> EXTRAIT DU TEXTE:
EREVAN, 8 AOÛT, ARMENPRESS: Le journal du Vatican "Avvenire" a publié un article d'Aldo Ferrari, professeur à l'université Ca' Foscari de Venise, sur la politique azerbaïdjanaise de destruction du patrimoine culturel arménien dans le Haut-Karabakh. Selon Armenpress, dans l'article intitulé "Nagorno-Karabakh. Comment l'Azerbaïdjan détruit la culture arménienne", le professeur, se référant aux faits présentés par le programme de recherche Caucasus Heritage Watch, a souligné qu'après la capitulation du Haut-Karabakh en septembre 2023, plus de 50 sites culturels arméniens ont été détruits ou endommagés.

"Les relations entre les Arméniens et les Azerbaïdjanais sont assez contradictoires, à commencer par le conflit violent qui a éclaté en 1905 lors de la première révolution russe. Entre 1918 et 1920, d'autres conflits violents ont suivi l'effondrement de l'Empire russe. La décision soviétique de transférer à l'Azerbaïdjan les régions contestées du Nakhitchévan et du Haut-Karabakh a intensifié l'hostilité entre les deux pays. La demande des Arméniens du Haut-Karabakh de rejoindre l'Arménie en 1988 a déclenché des pogroms de masse contre eux dans les villes azerbaïdjanaises de Soumgaït et de Bakou. La guerre de 1992-1994 a donné naissance à la République arménienne d'Artsakh (nom historique arménien de la région), qui n'a pas été reconnue par la communauté internationale et qui comprenait des territoires précédemment habités par des Azerbaïdjanais", note l'auteur de l'article.

Entrées de données collectées:
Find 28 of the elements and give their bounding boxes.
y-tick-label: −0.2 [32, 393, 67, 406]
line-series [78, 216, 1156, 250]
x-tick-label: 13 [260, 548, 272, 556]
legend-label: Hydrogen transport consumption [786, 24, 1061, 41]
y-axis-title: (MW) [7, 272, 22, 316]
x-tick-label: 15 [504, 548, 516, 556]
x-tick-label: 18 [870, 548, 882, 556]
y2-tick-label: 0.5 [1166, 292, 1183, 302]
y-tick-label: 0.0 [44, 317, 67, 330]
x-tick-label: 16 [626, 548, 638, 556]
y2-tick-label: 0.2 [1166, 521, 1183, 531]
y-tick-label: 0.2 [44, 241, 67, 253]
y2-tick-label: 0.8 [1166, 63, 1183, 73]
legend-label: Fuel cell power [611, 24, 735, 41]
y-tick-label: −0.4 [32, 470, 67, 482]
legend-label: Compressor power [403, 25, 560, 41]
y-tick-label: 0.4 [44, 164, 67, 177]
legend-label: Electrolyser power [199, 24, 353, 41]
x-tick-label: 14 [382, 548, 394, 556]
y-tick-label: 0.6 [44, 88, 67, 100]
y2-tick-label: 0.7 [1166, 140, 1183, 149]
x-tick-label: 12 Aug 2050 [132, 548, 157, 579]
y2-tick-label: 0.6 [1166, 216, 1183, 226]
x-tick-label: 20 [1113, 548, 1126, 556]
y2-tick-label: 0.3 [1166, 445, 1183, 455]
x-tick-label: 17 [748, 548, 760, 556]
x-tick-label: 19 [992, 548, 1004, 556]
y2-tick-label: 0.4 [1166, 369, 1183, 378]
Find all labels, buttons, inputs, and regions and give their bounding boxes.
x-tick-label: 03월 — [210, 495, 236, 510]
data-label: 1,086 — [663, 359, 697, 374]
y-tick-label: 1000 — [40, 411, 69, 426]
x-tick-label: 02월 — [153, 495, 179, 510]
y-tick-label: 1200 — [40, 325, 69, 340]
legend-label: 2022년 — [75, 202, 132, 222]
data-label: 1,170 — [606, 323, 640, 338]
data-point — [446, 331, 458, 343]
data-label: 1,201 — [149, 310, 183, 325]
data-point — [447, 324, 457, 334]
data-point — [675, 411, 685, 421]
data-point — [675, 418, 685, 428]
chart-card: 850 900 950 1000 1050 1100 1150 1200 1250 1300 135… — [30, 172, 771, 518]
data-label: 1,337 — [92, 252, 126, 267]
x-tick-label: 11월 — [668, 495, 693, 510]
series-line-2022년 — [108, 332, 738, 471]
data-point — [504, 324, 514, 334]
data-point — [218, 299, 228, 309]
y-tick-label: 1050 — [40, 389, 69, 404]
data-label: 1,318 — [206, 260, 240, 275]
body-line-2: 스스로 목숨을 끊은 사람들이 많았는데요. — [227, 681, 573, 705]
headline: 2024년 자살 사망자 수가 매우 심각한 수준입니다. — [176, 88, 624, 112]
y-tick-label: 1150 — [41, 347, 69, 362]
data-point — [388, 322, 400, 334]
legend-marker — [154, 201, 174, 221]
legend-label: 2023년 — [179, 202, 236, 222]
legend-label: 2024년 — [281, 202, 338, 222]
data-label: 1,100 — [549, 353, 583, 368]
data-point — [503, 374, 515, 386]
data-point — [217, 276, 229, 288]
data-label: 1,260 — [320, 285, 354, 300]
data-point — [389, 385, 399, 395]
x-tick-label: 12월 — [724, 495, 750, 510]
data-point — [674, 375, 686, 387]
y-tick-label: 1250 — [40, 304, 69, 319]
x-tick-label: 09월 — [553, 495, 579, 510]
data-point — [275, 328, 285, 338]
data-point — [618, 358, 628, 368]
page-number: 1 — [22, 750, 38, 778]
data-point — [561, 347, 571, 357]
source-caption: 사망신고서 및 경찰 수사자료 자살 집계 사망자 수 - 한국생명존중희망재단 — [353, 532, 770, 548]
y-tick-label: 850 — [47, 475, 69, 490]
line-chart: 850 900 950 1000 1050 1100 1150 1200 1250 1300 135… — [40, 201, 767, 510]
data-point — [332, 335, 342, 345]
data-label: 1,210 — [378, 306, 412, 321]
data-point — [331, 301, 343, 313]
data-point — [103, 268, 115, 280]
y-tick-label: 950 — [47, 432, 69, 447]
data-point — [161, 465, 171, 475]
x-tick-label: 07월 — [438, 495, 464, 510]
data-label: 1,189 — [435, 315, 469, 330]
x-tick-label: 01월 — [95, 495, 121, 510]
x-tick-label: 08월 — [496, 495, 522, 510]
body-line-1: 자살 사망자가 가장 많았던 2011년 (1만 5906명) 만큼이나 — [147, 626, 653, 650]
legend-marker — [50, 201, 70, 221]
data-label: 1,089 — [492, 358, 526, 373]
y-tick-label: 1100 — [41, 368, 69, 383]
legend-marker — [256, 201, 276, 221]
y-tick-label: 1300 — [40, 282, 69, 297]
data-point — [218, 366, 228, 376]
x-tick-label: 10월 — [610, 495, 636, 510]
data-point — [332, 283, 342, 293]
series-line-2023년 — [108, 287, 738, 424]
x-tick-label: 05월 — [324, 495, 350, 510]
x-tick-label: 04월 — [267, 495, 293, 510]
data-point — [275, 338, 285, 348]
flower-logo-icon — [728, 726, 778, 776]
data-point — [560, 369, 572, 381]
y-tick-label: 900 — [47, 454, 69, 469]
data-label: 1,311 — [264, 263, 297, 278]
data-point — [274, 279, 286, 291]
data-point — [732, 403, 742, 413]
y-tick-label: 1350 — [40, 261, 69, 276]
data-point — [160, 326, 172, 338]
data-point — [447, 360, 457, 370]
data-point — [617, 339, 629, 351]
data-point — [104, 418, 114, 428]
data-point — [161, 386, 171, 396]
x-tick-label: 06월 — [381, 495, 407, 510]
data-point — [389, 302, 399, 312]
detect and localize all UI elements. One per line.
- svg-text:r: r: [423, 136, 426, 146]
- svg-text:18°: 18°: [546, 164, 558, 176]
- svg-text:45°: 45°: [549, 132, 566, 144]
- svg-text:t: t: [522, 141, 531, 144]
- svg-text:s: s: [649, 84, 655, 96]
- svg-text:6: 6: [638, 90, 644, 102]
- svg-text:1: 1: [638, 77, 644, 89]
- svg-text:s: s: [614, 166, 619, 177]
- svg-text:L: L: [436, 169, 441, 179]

> CONSIGNE:
D'après l'extrait sur le patrimoine arménien du Haut-Karabakh, combien de sites culturels arméniens ont été détruits ou endommagés après la capitulation de septembre 2023 ?

> RÉSULTAT:
Plus de 50 sites culturels arméniens.